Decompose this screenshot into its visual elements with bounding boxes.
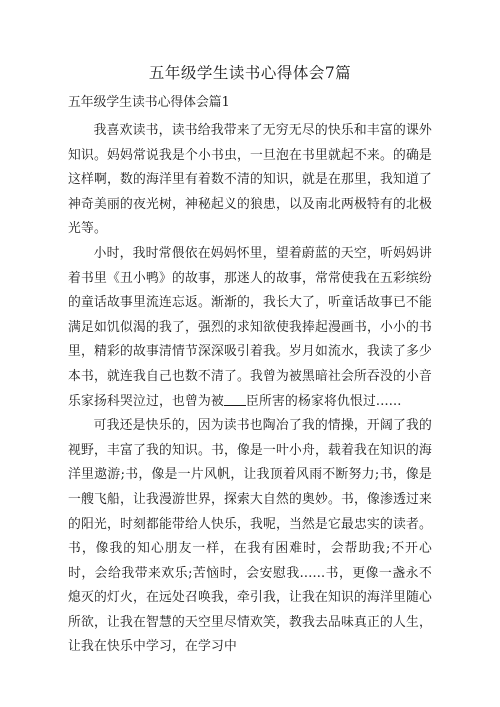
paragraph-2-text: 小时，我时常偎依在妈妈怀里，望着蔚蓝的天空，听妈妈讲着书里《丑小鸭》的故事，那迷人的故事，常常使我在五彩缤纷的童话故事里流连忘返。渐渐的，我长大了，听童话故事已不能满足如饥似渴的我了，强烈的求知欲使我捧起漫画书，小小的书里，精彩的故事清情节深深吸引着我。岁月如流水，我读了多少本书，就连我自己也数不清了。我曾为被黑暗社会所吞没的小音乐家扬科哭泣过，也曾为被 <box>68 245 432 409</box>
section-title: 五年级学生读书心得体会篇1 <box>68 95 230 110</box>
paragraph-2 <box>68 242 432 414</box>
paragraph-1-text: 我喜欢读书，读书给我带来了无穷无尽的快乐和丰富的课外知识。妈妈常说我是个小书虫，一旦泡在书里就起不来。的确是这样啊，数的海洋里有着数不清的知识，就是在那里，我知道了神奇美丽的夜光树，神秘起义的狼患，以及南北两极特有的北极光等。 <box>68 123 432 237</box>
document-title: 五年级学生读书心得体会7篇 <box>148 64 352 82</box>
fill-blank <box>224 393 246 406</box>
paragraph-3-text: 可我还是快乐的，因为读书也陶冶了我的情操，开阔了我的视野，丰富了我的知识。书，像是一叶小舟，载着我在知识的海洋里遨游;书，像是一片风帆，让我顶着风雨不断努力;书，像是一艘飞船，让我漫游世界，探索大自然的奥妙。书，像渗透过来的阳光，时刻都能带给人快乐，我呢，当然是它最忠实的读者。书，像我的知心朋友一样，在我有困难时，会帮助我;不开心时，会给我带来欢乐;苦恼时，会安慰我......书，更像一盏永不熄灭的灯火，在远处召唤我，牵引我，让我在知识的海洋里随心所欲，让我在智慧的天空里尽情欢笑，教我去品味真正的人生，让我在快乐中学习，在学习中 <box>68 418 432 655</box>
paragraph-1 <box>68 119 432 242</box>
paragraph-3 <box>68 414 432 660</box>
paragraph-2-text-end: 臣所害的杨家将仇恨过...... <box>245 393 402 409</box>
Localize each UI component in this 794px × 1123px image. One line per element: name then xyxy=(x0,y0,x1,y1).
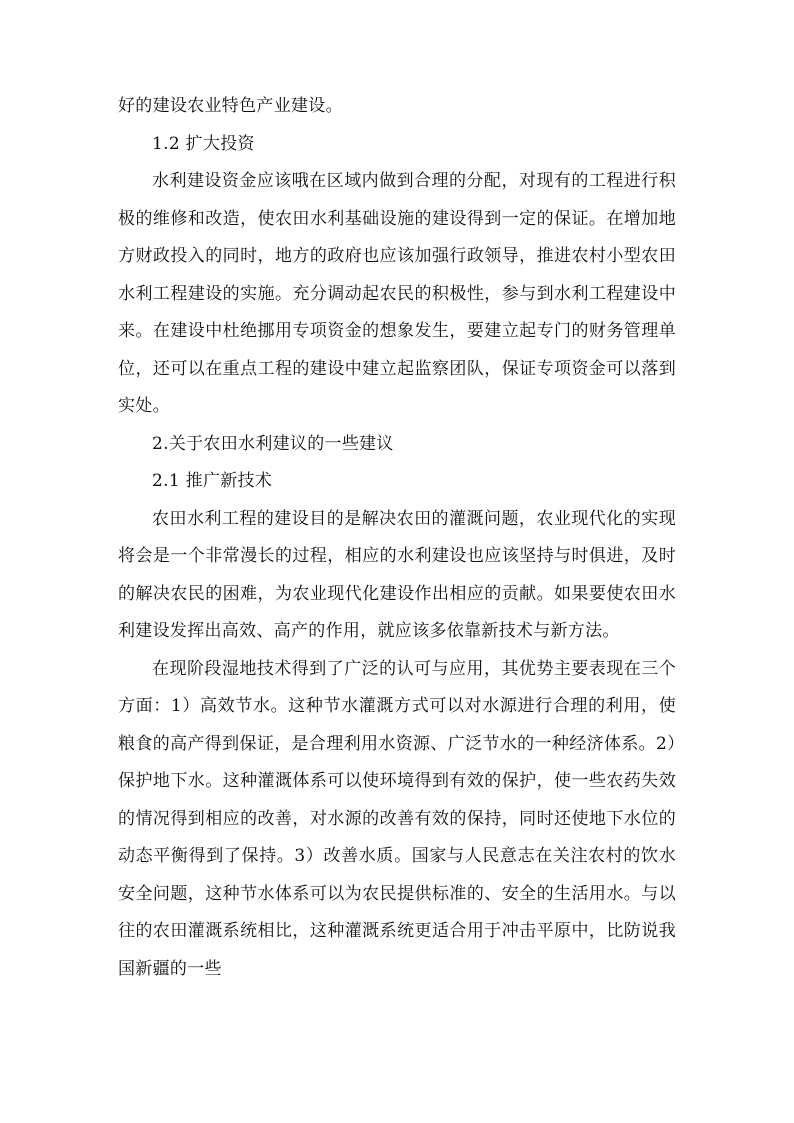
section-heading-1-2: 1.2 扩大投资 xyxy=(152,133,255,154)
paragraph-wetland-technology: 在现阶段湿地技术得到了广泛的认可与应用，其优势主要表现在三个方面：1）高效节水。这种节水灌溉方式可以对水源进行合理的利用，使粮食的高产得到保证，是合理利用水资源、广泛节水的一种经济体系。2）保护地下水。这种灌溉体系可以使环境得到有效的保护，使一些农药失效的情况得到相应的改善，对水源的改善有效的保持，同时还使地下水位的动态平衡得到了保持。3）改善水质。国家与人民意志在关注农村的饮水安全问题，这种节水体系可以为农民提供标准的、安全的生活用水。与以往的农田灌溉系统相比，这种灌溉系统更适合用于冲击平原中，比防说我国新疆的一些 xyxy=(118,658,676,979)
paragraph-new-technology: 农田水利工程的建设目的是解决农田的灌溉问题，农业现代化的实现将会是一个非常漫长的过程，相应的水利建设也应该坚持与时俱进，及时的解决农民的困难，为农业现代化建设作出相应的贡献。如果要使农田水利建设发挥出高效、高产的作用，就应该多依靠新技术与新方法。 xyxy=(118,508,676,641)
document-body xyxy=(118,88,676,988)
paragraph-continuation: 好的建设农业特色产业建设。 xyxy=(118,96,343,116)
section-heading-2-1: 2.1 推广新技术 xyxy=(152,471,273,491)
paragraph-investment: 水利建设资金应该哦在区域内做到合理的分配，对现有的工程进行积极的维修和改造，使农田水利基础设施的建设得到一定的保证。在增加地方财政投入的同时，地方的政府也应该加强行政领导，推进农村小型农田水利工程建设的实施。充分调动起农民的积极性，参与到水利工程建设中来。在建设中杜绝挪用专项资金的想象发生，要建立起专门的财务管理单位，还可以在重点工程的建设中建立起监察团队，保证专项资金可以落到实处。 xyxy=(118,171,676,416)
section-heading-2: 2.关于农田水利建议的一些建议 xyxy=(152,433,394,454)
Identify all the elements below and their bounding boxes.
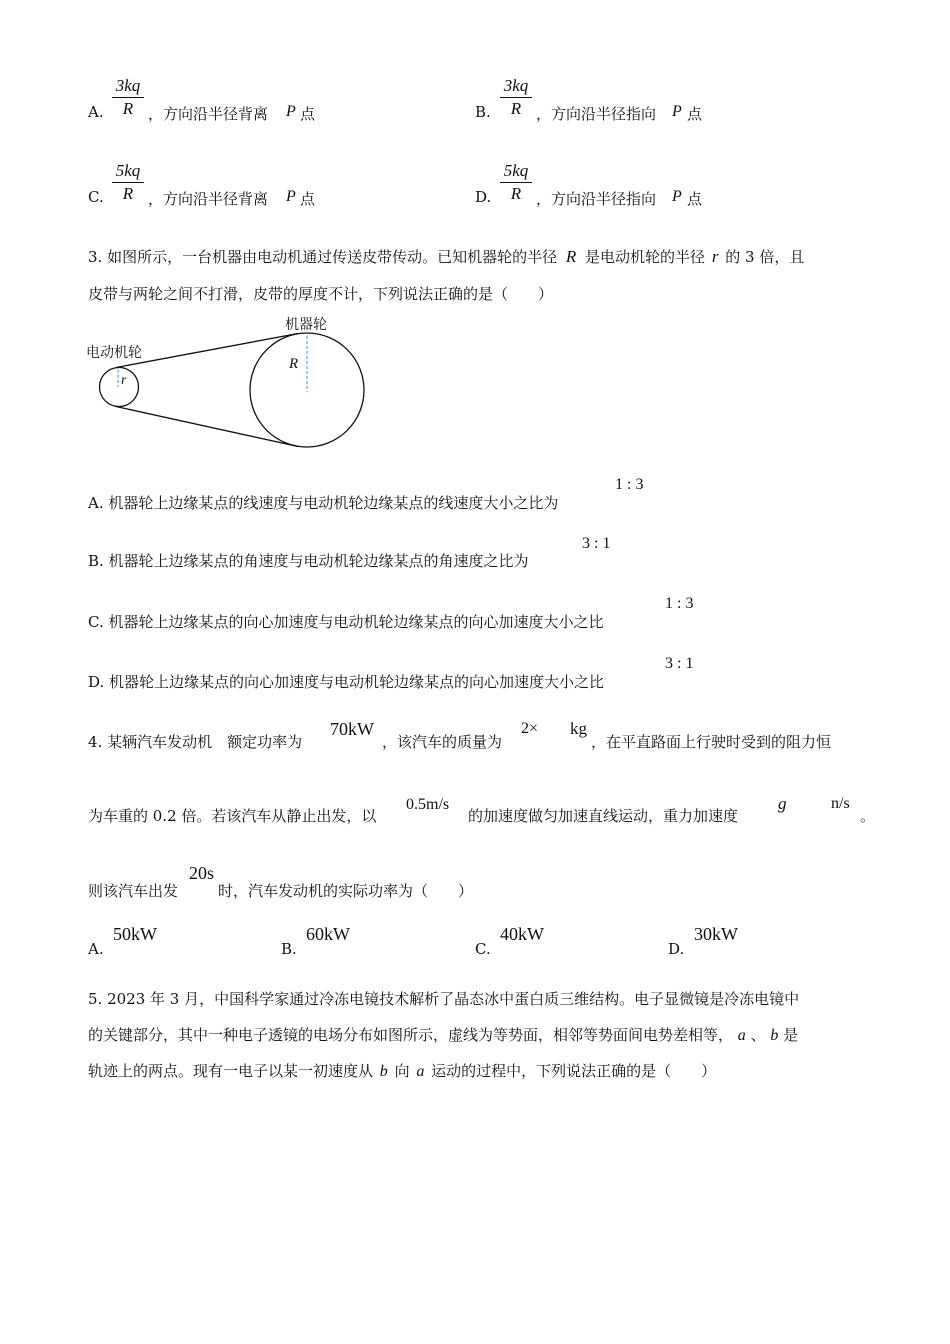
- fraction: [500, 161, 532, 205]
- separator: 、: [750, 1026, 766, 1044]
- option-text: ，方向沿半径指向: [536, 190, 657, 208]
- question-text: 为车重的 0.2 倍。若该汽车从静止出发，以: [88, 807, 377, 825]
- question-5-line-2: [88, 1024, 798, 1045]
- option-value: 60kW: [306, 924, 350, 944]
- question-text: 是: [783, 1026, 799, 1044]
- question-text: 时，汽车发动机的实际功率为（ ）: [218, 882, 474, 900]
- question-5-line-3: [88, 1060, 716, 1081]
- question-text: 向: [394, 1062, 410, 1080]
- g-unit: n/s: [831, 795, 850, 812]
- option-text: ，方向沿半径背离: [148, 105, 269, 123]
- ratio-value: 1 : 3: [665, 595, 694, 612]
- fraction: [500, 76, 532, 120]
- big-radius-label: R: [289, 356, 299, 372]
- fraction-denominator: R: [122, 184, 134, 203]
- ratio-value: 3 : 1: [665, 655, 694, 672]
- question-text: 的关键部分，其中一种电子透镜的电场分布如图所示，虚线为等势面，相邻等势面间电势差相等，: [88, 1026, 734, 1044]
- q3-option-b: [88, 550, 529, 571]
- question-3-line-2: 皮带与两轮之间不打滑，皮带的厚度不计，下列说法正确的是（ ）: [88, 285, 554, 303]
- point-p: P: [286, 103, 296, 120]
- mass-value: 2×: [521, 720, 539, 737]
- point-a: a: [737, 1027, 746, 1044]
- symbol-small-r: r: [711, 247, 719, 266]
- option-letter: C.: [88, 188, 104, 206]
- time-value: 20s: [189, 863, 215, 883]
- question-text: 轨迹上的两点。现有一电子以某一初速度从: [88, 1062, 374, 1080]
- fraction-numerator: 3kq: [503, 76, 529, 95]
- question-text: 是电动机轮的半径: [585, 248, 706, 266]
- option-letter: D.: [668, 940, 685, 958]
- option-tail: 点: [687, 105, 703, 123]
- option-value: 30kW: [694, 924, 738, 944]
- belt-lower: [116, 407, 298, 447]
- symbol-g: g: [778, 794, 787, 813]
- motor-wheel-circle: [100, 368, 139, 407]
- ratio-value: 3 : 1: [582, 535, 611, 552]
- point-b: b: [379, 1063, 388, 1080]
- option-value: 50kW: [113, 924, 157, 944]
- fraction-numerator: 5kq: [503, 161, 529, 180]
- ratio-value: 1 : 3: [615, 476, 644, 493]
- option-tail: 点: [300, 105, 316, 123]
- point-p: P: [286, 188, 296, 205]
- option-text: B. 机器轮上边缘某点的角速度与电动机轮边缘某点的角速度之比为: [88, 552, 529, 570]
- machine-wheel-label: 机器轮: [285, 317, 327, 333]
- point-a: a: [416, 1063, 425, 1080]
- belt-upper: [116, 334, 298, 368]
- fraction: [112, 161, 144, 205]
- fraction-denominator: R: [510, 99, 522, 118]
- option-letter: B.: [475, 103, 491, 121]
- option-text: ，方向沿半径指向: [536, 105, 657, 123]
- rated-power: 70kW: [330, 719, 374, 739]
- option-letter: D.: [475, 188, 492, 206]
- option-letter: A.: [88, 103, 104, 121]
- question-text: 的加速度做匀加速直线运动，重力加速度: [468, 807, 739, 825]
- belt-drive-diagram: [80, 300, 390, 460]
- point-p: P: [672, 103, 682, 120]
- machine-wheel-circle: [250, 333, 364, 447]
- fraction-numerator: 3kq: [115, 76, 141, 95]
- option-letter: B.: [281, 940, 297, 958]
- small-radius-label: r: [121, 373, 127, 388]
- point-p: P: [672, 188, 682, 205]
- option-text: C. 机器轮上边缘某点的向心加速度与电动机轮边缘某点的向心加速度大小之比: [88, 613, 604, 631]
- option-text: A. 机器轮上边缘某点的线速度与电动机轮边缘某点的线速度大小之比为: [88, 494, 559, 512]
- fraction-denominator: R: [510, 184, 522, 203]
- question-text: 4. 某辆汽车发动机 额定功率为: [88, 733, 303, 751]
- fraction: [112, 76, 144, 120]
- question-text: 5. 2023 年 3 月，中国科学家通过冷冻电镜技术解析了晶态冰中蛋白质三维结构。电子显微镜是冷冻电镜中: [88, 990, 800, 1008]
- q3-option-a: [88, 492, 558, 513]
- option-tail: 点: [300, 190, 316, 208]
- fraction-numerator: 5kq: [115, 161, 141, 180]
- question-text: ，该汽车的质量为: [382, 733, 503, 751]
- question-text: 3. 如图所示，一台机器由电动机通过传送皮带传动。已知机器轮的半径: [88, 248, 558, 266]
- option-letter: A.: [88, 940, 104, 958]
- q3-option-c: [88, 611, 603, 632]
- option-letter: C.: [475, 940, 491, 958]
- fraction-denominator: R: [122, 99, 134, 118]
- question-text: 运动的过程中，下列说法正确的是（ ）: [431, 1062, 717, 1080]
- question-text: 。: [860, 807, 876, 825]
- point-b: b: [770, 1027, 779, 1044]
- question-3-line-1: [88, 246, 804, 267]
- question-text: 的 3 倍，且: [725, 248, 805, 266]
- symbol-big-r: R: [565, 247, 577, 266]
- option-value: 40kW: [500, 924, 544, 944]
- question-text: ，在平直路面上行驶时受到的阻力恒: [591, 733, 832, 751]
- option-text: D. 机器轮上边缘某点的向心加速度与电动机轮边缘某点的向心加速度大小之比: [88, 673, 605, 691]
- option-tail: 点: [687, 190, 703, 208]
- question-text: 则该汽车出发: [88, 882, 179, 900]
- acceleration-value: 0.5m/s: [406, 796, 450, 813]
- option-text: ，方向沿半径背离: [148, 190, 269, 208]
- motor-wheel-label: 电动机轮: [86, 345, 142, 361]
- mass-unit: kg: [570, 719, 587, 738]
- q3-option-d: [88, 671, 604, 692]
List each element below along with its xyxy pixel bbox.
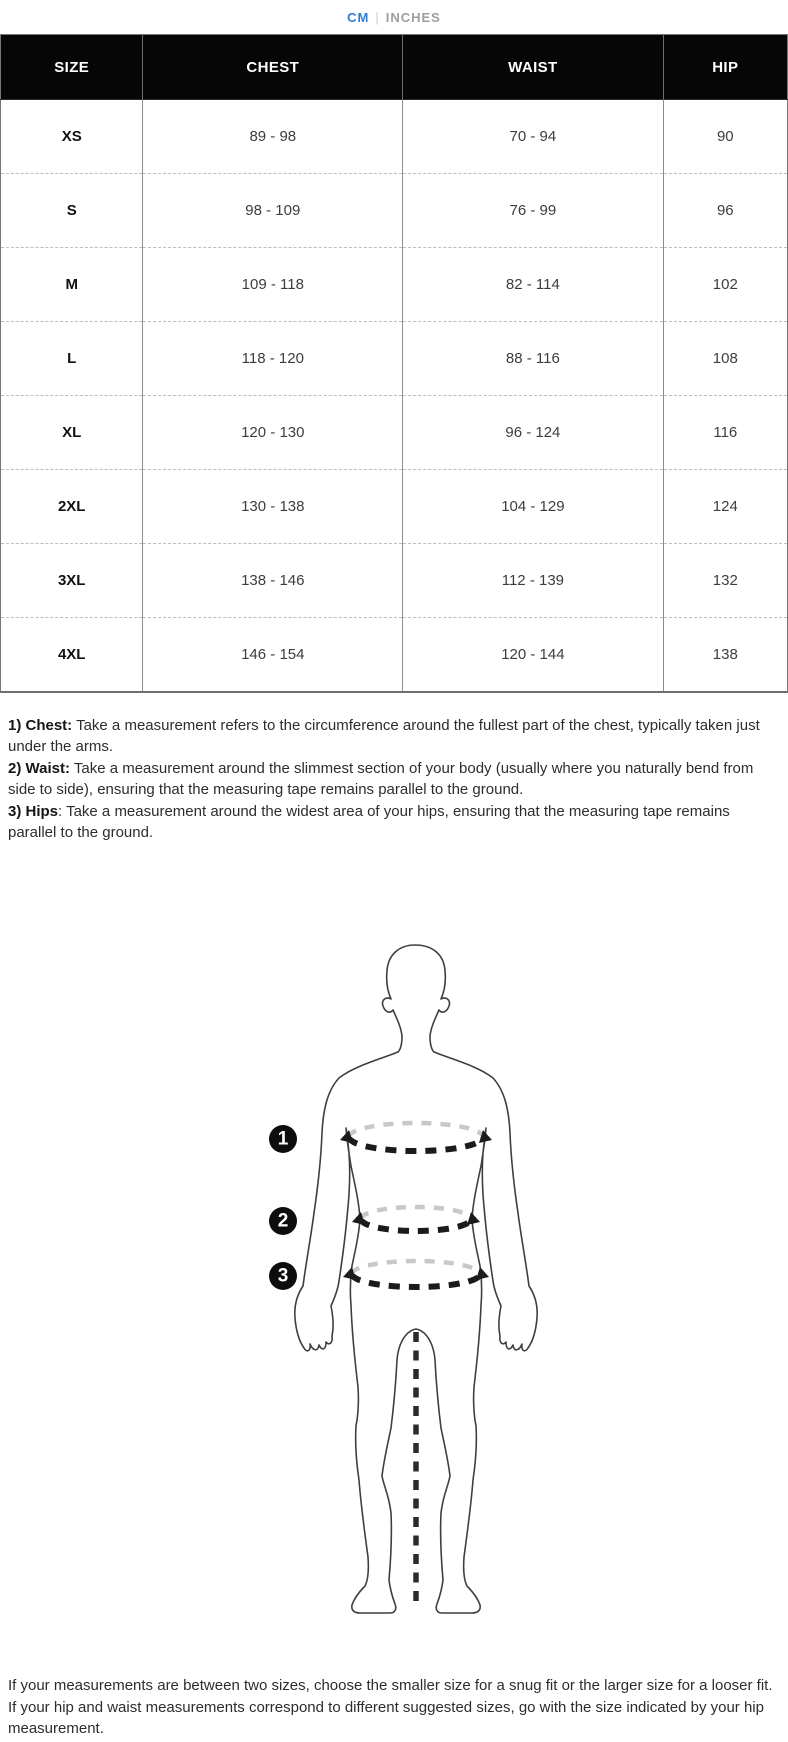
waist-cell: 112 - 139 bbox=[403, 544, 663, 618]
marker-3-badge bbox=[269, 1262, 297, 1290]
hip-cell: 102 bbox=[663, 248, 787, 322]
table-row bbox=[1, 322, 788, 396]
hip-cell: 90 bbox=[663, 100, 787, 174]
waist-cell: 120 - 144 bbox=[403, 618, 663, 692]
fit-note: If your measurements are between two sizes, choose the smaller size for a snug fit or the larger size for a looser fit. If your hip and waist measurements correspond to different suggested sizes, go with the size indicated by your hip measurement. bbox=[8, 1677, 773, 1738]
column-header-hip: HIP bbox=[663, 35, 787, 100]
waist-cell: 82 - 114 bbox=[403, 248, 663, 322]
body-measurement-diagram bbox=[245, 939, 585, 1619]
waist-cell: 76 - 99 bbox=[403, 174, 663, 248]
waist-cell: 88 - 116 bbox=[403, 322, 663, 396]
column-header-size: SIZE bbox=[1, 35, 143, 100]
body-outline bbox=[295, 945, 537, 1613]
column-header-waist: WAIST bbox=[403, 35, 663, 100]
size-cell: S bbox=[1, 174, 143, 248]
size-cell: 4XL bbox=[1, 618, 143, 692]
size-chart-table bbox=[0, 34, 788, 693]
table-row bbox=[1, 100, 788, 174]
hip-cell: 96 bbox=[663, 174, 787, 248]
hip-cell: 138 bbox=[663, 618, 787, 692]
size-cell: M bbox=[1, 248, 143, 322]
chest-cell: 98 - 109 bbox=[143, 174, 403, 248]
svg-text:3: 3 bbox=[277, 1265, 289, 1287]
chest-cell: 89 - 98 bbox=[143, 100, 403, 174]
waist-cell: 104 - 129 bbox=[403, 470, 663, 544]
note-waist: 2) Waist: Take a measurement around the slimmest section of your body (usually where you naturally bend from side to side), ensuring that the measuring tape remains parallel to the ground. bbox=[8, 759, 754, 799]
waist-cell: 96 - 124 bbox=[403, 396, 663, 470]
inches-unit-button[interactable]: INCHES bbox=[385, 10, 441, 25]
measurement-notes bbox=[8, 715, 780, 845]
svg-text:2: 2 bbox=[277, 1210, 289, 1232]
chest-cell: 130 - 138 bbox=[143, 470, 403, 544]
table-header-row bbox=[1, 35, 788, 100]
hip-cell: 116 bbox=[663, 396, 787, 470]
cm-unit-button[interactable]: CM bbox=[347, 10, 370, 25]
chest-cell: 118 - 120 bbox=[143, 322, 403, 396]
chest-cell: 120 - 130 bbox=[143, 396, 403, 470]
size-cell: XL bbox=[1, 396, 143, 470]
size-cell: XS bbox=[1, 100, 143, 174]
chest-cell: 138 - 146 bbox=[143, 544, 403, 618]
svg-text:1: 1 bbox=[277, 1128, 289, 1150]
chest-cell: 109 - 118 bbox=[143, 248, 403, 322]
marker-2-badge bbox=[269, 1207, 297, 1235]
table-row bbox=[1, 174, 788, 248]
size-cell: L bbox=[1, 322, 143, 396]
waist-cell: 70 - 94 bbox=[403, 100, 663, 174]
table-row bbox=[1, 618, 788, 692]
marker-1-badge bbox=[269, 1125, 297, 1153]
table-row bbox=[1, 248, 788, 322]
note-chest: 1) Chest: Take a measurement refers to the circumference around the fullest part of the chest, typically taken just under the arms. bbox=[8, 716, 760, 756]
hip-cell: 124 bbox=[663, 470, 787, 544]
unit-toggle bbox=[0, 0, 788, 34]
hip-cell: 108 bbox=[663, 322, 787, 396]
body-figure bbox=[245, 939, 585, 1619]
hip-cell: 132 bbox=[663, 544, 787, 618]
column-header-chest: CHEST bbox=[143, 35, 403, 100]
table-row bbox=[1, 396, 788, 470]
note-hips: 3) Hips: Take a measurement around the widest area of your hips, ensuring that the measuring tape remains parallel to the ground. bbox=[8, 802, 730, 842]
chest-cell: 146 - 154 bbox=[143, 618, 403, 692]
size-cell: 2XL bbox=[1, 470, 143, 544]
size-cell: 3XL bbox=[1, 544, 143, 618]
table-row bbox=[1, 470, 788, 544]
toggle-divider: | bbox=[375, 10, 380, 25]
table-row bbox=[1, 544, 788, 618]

------------------------------------------------------------

EXERCISE INSTRUCTIONS
Copy, word for word, the lines from the one containing "- fraction: [500, 161, 532, 205]" through the one containing "- option-letter: B.: [475, 103, 491, 121]", including both.

WRITTEN RESPONSE
- fraction: [500, 161, 532, 205]
- separator: 、: [750, 1026, 766, 1044]
- option-text: ，方向沿半径指向: [536, 190, 657, 208]
- question-text: 为车重的 0.2 倍。若该汽车从静止出发，以: [88, 807, 377, 825]
- question-5-line-2: [88, 1024, 798, 1045]
- option-value: 60kW: [306, 924, 350, 944]
- question-text: 是: [783, 1026, 799, 1044]
- question-text: 时，汽车发动机的实际功率为（ ）: [218, 882, 474, 900]
- question-5-line-3: [88, 1060, 716, 1081]
- question-text: 向: [394, 1062, 410, 1080]
- g-unit: n/s: [831, 795, 850, 812]
- option-text: ，方向沿半径背离: [148, 105, 269, 123]
- ratio-value: 1 : 3: [665, 595, 694, 612]
- fraction: [500, 76, 532, 120]
- big-radius-label: R: [289, 356, 299, 372]
- fraction-denominator: R: [122, 184, 134, 203]
- ratio-value: 3 : 1: [665, 655, 694, 672]
- question-text: 的关键部分，其中一种电子透镜的电场分布如图所示，虚线为等势面，相邻等势面间电势差相等，: [88, 1026, 734, 1044]
- q3-option-b: [88, 550, 529, 571]
- question-3-line-2: 皮带与两轮之间不打滑，皮带的厚度不计，下列说法正确的是（ ）: [88, 285, 554, 303]
- point-p: P: [286, 103, 296, 120]
- mass-value: 2×: [521, 720, 539, 737]
- point-a: a: [737, 1027, 746, 1044]
- symbol-small-r: r: [711, 247, 719, 266]
- option-letter: C.: [88, 188, 104, 206]
- time-value: 20s: [189, 863, 215, 883]
- question-text: 轨迹上的两点。现有一电子以某一初速度从: [88, 1062, 374, 1080]
- fraction-numerator: 3kq: [503, 76, 529, 95]
- question-text: 是电动机轮的半径: [585, 248, 706, 266]
- option-letter: D.: [668, 940, 685, 958]
- option-tail: 点: [687, 105, 703, 123]
- option-value: 30kW: [694, 924, 738, 944]
- belt-lower: [116, 407, 298, 447]
- symbol-g: g: [778, 794, 787, 813]
- motor-wheel-circle: [100, 368, 139, 407]
- ratio-value: 3 : 1: [582, 535, 611, 552]
- point-b: b: [379, 1063, 388, 1080]
- option-value: 50kW: [113, 924, 157, 944]
- fraction-numerator: 5kq: [503, 161, 529, 180]
- ratio-value: 1 : 3: [615, 476, 644, 493]
- option-tail: 点: [300, 105, 316, 123]
- point-p: P: [286, 188, 296, 205]
- option-text: B. 机器轮上边缘某点的角速度与电动机轮边缘某点的角速度之比为: [88, 552, 529, 570]
- machine-wheel-label: 机器轮: [285, 317, 327, 333]
- point-a: a: [416, 1063, 425, 1080]
- belt-upper: [116, 334, 298, 368]
- fraction: [112, 161, 144, 205]
- fraction-denominator: R: [510, 99, 522, 118]
- option-letter: B.: [475, 103, 491, 121]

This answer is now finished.